**PROVIDED ENTRIES**

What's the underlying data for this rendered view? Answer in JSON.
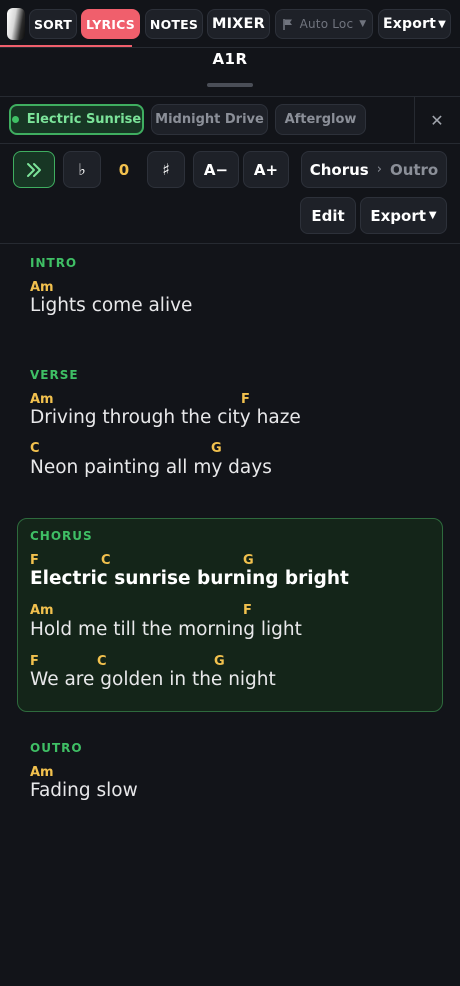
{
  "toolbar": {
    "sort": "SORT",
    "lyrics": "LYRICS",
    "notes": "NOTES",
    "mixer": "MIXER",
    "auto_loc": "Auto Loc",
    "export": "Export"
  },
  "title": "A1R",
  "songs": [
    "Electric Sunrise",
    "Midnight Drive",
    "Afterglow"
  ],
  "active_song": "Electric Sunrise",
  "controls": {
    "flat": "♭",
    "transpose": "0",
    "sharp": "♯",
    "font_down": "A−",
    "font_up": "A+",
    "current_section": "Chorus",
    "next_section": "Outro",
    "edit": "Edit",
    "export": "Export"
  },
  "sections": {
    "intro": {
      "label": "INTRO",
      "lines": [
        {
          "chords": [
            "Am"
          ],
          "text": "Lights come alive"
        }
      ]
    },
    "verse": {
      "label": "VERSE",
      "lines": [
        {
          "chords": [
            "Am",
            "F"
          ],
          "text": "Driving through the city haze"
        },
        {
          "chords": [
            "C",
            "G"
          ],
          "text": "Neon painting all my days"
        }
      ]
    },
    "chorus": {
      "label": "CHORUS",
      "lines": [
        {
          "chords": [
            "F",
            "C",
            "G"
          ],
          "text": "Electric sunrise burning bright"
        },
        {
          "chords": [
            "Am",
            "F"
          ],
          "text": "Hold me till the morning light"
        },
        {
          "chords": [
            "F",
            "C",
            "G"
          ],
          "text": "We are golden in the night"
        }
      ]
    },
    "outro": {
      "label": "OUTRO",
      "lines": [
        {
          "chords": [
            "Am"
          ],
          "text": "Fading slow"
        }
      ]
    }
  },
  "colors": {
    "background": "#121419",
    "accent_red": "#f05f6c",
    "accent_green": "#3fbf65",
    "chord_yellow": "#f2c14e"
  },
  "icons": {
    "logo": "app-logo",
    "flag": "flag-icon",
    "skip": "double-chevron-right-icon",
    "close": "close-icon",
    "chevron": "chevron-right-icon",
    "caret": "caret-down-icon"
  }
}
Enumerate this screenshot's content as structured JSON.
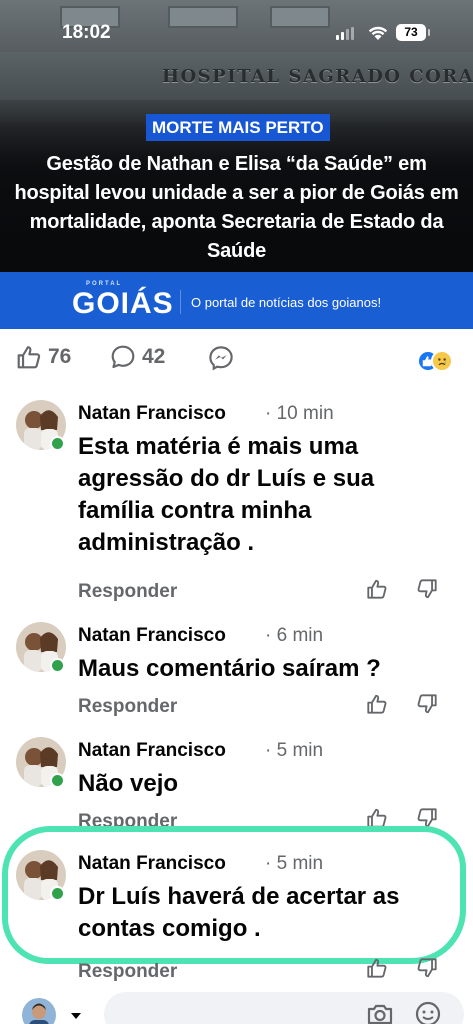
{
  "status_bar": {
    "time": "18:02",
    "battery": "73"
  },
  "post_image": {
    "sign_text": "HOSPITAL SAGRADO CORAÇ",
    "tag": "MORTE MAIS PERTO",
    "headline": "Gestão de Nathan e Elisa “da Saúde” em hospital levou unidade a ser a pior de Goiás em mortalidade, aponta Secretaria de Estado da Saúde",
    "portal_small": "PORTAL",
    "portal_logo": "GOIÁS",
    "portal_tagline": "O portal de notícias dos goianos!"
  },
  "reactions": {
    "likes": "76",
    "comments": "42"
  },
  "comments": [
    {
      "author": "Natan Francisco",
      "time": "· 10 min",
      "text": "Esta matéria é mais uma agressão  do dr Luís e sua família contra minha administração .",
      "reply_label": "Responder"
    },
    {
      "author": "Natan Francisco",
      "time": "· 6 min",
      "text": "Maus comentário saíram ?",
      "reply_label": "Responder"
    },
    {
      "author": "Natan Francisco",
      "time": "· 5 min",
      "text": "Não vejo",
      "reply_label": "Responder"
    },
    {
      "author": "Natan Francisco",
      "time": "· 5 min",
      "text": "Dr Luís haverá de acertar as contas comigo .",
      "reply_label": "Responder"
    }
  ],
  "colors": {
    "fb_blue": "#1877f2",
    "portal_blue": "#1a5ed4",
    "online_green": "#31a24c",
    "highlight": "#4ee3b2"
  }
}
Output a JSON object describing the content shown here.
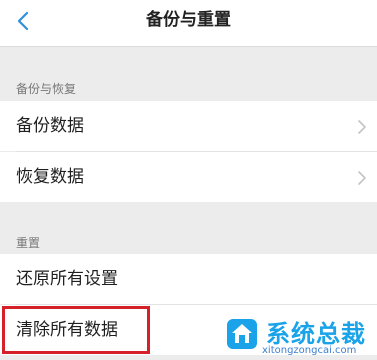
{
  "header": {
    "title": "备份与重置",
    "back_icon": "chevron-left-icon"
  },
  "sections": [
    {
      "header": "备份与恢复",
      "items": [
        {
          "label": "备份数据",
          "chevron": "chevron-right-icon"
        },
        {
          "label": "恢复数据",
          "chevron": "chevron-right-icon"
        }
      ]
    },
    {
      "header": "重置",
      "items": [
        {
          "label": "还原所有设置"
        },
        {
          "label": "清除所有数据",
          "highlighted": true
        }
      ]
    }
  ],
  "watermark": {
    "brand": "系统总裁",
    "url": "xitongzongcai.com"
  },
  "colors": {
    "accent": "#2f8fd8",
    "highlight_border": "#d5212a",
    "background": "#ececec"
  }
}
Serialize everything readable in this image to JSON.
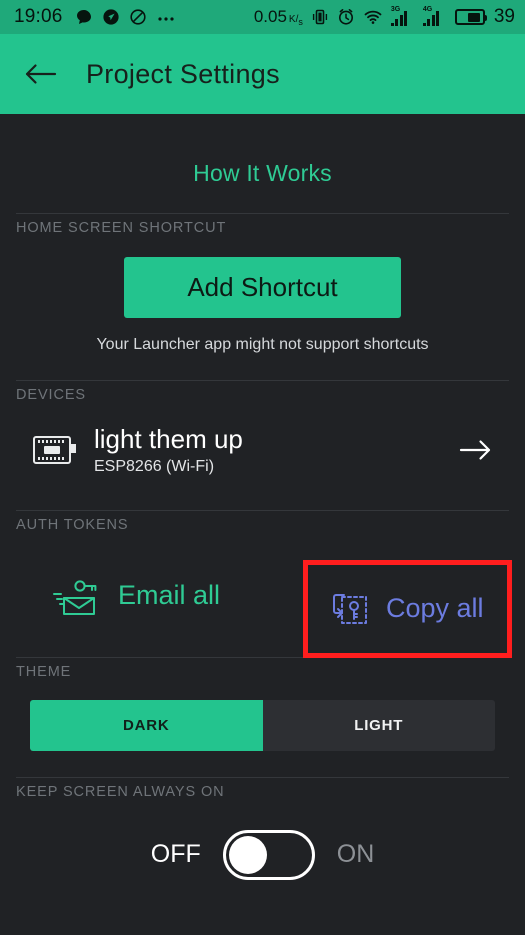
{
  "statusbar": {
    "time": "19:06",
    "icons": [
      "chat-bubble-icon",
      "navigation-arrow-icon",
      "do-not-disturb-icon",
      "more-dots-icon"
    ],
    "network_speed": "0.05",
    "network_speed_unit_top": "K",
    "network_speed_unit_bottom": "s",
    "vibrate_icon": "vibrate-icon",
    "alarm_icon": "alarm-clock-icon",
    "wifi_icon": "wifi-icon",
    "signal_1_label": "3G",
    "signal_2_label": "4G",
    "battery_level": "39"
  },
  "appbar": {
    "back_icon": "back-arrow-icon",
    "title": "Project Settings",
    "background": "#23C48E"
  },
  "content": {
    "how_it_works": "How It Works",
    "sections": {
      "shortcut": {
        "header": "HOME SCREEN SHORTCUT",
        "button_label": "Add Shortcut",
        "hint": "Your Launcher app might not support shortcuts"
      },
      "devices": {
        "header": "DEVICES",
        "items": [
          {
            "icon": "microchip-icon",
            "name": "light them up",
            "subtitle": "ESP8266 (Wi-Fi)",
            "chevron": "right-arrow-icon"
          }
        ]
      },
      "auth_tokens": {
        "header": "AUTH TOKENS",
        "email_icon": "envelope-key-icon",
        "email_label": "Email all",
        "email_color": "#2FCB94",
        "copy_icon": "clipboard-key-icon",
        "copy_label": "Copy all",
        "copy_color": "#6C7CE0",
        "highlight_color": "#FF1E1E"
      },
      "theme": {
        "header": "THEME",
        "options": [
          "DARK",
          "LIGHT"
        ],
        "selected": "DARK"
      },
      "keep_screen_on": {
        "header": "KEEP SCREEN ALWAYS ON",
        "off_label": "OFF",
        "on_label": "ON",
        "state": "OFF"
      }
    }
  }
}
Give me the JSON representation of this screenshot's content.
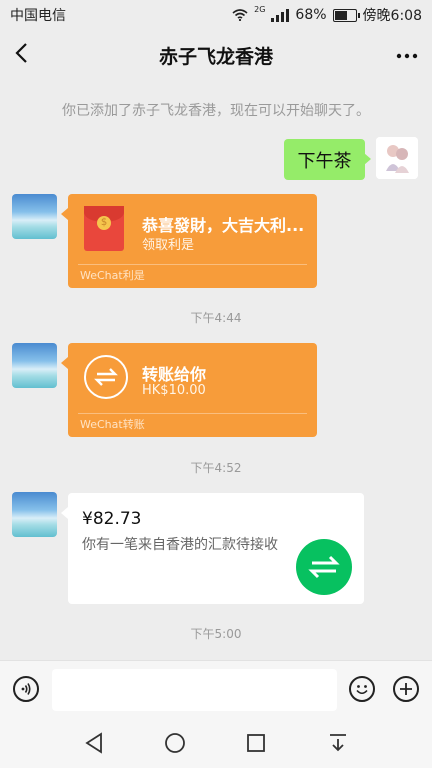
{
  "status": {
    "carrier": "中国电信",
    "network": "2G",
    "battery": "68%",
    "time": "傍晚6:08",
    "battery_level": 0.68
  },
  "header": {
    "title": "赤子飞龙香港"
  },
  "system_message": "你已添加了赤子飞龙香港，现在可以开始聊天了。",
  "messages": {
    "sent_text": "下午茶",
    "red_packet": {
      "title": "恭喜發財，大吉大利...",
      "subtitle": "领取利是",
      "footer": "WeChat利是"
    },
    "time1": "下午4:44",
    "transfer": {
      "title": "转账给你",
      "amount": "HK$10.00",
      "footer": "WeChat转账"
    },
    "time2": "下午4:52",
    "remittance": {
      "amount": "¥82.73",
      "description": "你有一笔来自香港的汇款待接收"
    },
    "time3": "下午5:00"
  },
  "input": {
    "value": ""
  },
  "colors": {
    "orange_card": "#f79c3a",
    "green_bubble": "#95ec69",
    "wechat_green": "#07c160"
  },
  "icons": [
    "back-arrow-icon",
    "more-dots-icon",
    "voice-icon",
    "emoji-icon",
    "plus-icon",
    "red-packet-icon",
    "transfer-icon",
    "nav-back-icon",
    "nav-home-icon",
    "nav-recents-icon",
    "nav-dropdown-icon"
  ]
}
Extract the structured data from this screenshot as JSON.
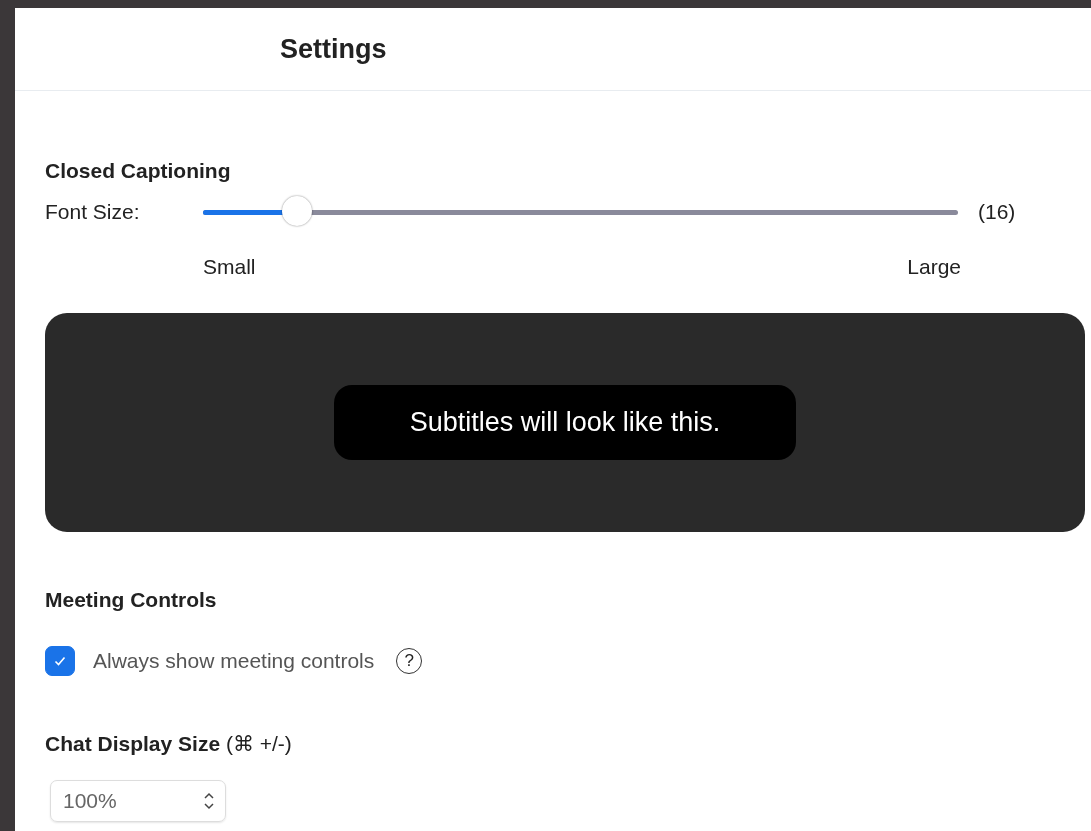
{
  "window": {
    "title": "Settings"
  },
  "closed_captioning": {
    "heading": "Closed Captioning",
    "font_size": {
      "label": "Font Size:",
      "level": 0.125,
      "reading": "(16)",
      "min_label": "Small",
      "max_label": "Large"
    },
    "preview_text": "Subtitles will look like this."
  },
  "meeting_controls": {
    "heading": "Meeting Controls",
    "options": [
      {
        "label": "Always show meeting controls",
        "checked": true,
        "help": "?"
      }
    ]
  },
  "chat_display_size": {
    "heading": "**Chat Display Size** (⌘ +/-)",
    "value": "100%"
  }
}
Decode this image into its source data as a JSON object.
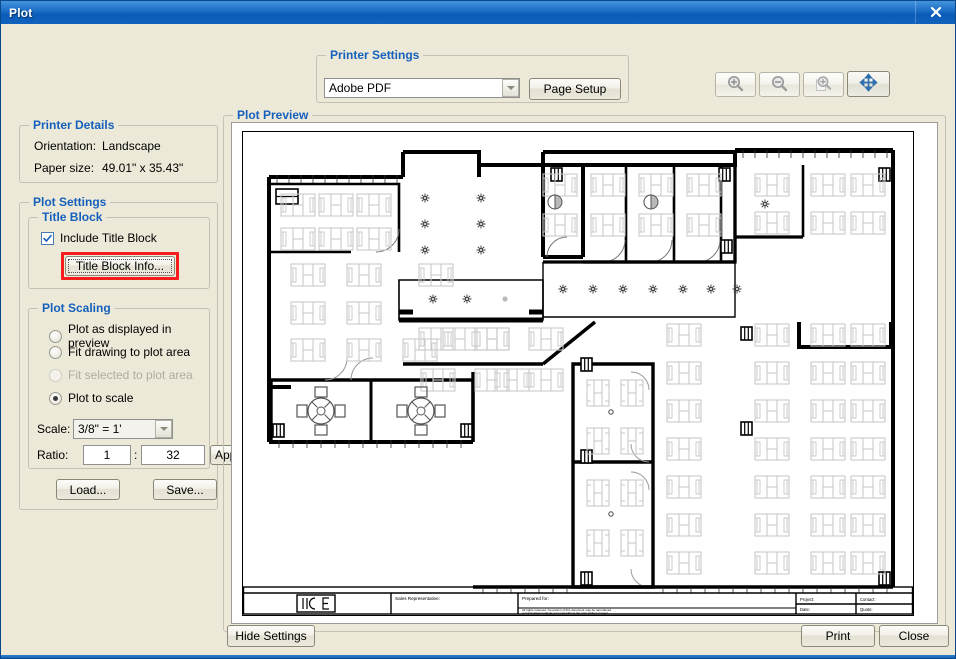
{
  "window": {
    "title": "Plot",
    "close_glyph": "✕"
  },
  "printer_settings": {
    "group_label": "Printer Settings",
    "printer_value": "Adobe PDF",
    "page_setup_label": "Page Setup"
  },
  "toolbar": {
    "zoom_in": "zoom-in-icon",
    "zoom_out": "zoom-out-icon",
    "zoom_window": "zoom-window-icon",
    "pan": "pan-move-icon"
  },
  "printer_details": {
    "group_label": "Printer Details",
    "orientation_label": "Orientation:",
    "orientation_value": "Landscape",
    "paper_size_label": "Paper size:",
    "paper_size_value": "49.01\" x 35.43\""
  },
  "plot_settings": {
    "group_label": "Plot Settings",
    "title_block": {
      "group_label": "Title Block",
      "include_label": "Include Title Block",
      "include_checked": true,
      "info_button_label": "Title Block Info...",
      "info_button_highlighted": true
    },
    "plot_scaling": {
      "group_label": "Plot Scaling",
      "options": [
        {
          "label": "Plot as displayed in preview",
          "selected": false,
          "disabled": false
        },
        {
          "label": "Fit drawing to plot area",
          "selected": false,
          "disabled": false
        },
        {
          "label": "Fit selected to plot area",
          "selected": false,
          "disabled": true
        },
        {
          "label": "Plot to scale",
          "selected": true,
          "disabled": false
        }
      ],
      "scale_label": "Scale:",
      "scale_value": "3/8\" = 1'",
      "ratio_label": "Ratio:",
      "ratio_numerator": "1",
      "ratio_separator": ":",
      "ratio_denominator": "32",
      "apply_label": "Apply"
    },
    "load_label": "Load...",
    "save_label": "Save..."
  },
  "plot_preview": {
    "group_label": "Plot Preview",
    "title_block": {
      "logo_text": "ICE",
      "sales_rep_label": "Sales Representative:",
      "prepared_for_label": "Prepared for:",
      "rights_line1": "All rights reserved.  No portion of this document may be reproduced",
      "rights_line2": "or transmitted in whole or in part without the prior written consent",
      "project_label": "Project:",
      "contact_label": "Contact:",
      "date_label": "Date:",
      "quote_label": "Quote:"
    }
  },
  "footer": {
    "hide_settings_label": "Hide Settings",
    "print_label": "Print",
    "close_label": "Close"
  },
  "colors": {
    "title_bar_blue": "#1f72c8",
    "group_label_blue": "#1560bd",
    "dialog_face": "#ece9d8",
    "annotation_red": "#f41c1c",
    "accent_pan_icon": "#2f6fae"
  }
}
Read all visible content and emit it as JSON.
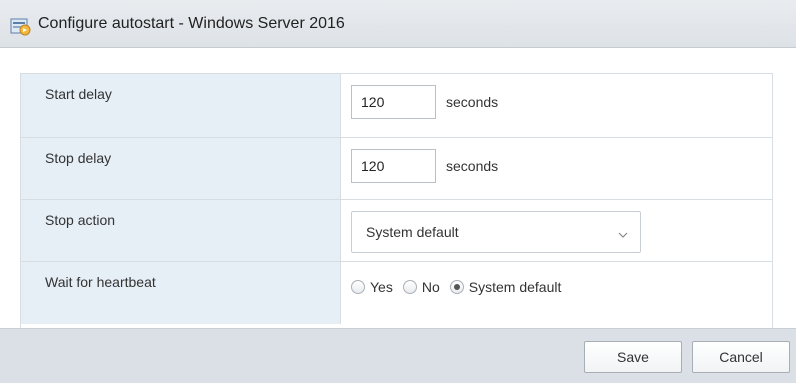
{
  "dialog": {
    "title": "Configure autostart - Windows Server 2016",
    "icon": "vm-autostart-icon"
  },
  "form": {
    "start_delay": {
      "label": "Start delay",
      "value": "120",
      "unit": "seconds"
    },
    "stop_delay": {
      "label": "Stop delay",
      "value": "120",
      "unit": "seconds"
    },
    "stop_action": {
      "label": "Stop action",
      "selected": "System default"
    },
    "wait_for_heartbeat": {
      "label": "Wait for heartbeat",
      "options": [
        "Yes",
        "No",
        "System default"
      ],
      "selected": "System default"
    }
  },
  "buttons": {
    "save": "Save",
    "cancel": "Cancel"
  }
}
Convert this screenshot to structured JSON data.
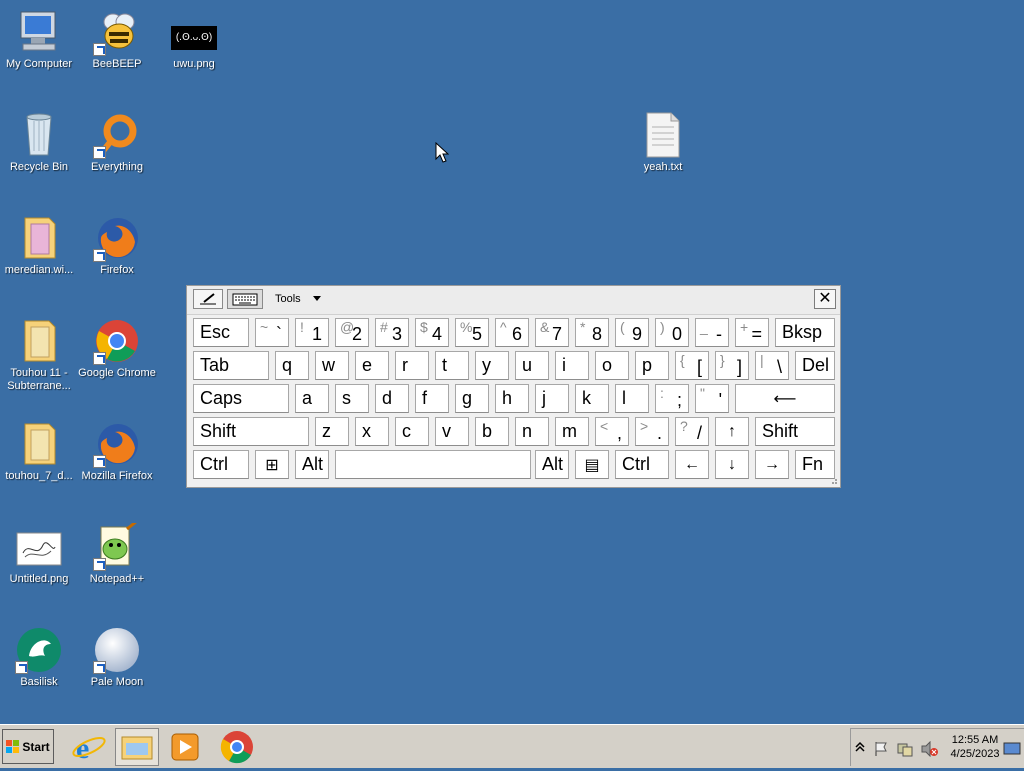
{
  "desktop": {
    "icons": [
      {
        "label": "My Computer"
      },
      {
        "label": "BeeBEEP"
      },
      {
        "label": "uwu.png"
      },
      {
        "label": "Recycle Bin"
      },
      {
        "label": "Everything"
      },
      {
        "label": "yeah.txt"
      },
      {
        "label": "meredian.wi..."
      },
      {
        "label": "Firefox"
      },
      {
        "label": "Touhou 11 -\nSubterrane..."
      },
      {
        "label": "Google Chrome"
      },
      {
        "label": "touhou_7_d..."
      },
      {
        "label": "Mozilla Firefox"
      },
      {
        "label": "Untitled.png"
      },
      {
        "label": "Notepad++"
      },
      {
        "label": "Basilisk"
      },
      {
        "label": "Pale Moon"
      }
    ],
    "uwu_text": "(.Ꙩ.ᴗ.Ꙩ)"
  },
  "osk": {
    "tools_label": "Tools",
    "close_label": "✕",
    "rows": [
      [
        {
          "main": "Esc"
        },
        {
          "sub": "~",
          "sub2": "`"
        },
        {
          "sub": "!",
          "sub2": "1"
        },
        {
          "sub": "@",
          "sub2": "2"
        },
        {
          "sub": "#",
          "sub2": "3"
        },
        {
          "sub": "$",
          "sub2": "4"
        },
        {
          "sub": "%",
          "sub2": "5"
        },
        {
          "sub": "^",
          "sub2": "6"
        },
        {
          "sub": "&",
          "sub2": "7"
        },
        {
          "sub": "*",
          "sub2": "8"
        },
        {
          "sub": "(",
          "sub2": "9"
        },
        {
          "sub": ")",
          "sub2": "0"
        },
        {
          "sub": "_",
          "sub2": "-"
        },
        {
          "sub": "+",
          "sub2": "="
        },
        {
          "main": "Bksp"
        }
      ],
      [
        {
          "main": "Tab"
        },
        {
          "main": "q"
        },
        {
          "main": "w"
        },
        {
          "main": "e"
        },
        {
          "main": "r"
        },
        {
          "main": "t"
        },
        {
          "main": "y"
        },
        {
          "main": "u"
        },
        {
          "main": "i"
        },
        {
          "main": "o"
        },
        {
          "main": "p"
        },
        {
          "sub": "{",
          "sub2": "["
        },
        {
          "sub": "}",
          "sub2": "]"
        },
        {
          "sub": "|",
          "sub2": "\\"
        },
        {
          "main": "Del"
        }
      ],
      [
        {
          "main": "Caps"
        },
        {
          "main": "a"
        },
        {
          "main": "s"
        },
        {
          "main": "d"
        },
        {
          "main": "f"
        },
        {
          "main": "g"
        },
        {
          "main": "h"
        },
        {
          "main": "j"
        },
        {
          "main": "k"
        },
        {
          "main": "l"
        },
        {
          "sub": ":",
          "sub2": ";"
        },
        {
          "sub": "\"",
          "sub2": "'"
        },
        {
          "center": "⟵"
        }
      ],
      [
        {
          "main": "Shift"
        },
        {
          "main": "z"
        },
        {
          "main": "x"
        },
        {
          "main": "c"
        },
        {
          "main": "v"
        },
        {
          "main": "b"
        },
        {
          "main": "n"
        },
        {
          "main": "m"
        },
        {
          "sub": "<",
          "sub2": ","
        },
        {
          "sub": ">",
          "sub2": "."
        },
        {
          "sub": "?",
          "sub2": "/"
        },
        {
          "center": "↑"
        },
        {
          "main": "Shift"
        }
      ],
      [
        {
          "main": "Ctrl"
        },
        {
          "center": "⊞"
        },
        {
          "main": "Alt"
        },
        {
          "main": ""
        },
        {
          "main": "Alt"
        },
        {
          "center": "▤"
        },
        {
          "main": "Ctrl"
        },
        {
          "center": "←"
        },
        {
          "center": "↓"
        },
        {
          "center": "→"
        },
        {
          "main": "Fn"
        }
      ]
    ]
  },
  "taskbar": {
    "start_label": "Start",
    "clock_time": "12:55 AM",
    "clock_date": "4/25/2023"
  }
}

**EXERCISE DESCRIPTION**
Pull every line containing "structured" out of the data above.

**RESPONSE TO THE EXERCISE**
Enumerate this screenshot's content as structured JSON.
Extract the structured data from this screenshot as JSON.
Convert this screenshot to structured JSON data.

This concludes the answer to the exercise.